--- Your goal ---
Output every entry exactly as written.

— START OF Dataset records —

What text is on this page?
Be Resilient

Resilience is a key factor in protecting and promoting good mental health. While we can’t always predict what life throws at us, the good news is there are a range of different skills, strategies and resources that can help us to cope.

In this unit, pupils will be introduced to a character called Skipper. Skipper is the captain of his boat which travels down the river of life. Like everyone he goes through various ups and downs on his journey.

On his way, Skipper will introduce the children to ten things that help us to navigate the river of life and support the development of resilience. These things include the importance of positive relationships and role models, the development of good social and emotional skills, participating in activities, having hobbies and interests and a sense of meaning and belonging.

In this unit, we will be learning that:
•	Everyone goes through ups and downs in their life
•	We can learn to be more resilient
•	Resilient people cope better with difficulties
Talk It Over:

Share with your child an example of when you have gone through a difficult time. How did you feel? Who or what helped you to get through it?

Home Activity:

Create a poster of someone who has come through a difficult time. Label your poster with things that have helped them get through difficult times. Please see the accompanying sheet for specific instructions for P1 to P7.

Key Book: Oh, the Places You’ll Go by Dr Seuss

— END OF Dataset records —

--- In response ---
What text is on this page?
Be Resilient

Resilience is a key factor in protecting and promoting good mental health. While we can’t always predict what life throws at us, the good news is there are a range of different skills, strategies and resources that can help us to cope.

In this unit, pupils will be introduced to a character called Skipper. Skipper is the captain of his boat which travels down the river of life. Like everyone he goes through various ups and downs on his journey.

On his way, Skipper will introduce the children to ten things that help us to navigate the river of life and support the development of resilience. These things include the importance of positive relationships and role models, the development of good social and emotional skills, participating in activities, having hobbies and interests and a sense of meaning and belonging.

In this unit, we will be learning that:
•	Everyone goes through ups and downs in their life
•	We can learn to be more resilient
•	Resilient people cope better with difficulties
Talk It Over:

Share with your child an example of when you have gone through a difficult time. How did you feel? Who or what helped you to get through it?

Home Activity:

Create a poster of someone who has come through a difficult time. Label your poster with things that have helped them get through difficult times. Please see the accompanying sheet for specific instructions for P1 to P7.

Key Book: Oh, the Places You’ll Go by Dr Seuss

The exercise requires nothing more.